* _Aim_
Reproduce the entries below, changing every "object-key" to "property-name" and keeping all else the same.
— start —
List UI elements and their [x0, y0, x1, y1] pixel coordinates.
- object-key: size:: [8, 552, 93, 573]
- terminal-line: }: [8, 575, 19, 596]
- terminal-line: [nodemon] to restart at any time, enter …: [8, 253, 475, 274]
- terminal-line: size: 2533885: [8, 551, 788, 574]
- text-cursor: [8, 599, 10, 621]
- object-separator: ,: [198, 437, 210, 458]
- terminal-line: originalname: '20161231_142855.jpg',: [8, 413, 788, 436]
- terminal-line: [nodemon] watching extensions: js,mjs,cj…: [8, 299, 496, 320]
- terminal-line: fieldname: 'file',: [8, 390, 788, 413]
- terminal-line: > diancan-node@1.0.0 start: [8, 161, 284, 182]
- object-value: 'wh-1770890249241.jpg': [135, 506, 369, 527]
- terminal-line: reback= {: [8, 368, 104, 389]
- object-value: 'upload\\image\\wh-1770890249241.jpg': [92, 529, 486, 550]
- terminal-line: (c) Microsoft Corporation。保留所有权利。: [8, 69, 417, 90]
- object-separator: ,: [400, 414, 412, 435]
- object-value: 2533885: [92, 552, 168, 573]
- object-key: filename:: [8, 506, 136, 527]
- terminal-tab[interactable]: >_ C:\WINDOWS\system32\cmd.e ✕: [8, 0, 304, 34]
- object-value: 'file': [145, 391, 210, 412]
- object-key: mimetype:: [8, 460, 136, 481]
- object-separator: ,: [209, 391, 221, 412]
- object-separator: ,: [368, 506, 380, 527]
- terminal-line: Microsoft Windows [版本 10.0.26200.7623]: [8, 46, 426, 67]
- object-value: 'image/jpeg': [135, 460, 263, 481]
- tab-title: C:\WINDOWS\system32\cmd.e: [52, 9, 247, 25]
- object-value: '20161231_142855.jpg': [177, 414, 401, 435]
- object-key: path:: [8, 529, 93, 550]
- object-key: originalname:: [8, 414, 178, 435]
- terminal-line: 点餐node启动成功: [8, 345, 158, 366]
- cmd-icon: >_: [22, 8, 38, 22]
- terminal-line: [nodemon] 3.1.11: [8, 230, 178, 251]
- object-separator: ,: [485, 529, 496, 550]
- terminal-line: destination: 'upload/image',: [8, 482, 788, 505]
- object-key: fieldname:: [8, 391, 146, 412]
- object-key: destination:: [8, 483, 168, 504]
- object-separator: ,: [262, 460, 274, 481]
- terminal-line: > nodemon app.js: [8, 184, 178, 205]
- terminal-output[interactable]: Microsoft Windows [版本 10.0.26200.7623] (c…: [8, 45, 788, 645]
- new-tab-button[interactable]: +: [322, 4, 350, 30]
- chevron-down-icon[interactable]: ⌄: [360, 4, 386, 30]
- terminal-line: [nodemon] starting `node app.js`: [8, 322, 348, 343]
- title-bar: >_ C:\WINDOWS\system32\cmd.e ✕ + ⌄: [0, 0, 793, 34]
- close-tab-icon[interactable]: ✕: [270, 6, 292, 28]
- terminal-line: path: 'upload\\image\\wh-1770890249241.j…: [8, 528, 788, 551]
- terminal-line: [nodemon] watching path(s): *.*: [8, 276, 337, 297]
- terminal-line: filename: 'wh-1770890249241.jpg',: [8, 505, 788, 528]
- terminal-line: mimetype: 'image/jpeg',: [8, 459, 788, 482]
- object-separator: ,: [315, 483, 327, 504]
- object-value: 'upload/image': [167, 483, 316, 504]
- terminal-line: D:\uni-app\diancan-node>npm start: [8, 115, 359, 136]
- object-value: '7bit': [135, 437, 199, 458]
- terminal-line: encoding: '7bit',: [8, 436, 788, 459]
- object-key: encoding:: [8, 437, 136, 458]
— end —
* _Response to the task_
List UI elements and their [x0, y0, x1, y1] pixel coordinates.
- property-name: size:: [8, 552, 93, 573]
- terminal-line: }: [8, 575, 19, 596]
- terminal-line: [nodemon] to restart at any time, enter …: [8, 253, 475, 274]
- terminal-line: size: 2533885: [8, 551, 788, 574]
- text-cursor: [8, 599, 10, 621]
- object-separator: ,: [198, 437, 210, 458]
- terminal-line: originalname: '20161231_142855.jpg',: [8, 413, 788, 436]
- terminal-line: [nodemon] watching extensions: js,mjs,cj…: [8, 299, 496, 320]
- terminal-line: fieldname: 'file',: [8, 390, 788, 413]
- terminal-line: > diancan-node@1.0.0 start: [8, 161, 284, 182]
- object-value: 'wh-1770890249241.jpg': [135, 506, 369, 527]
- terminal-line: reback= {: [8, 368, 104, 389]
- object-value: 'upload\\image\\wh-1770890249241.jpg': [92, 529, 486, 550]
- terminal-line: (c) Microsoft Corporation。保留所有权利。: [8, 69, 417, 90]
- object-separator: ,: [400, 414, 412, 435]
- object-value: 2533885: [92, 552, 168, 573]
- property-name: filename:: [8, 506, 136, 527]
- terminal-tab[interactable]: >_ C:\WINDOWS\system32\cmd.e ✕: [8, 0, 304, 34]
- object-value: 'file': [145, 391, 210, 412]
- property-name: mimetype:: [8, 460, 136, 481]
- object-separator: ,: [209, 391, 221, 412]
- object-separator: ,: [368, 506, 380, 527]
- terminal-line: Microsoft Windows [版本 10.0.26200.7623]: [8, 46, 426, 67]
- object-value: 'image/jpeg': [135, 460, 263, 481]
- tab-title: C:\WINDOWS\system32\cmd.e: [52, 9, 247, 25]
- object-value: '20161231_142855.jpg': [177, 414, 401, 435]
- property-name: path:: [8, 529, 93, 550]
- property-name: originalname:: [8, 414, 178, 435]
- terminal-line: 点餐node启动成功: [8, 345, 158, 366]
- cmd-icon: >_: [22, 8, 38, 22]
- terminal-line: [nodemon] 3.1.11: [8, 230, 178, 251]
- object-separator: ,: [485, 529, 496, 550]
- terminal-line: destination: 'upload/image',: [8, 482, 788, 505]
- property-name: fieldname:: [8, 391, 146, 412]
- property-name: destination:: [8, 483, 168, 504]
- object-separator: ,: [262, 460, 274, 481]
- terminal-line: > nodemon app.js: [8, 184, 178, 205]
- terminal-output[interactable]: Microsoft Windows [版本 10.0.26200.7623] (c…: [8, 45, 788, 645]
- new-tab-button[interactable]: +: [322, 4, 350, 30]
- chevron-down-icon[interactable]: ⌄: [360, 4, 386, 30]
- terminal-line: [nodemon] starting `node app.js`: [8, 322, 348, 343]
- title-bar: >_ C:\WINDOWS\system32\cmd.e ✕ + ⌄: [0, 0, 793, 34]
- close-tab-icon[interactable]: ✕: [270, 6, 292, 28]
- terminal-line: path: 'upload\\image\\wh-1770890249241.j…: [8, 528, 788, 551]
- terminal-line: [nodemon] watching path(s): *.*: [8, 276, 337, 297]
- terminal-line: filename: 'wh-1770890249241.jpg',: [8, 505, 788, 528]
- terminal-line: mimetype: 'image/jpeg',: [8, 459, 788, 482]
- object-separator: ,: [315, 483, 327, 504]
- object-value: 'upload/image': [167, 483, 316, 504]
- terminal-line: D:\uni-app\diancan-node>npm start: [8, 115, 359, 136]
- object-value: '7bit': [135, 437, 199, 458]
- terminal-line: encoding: '7bit',: [8, 436, 788, 459]
- property-name: encoding:: [8, 437, 136, 458]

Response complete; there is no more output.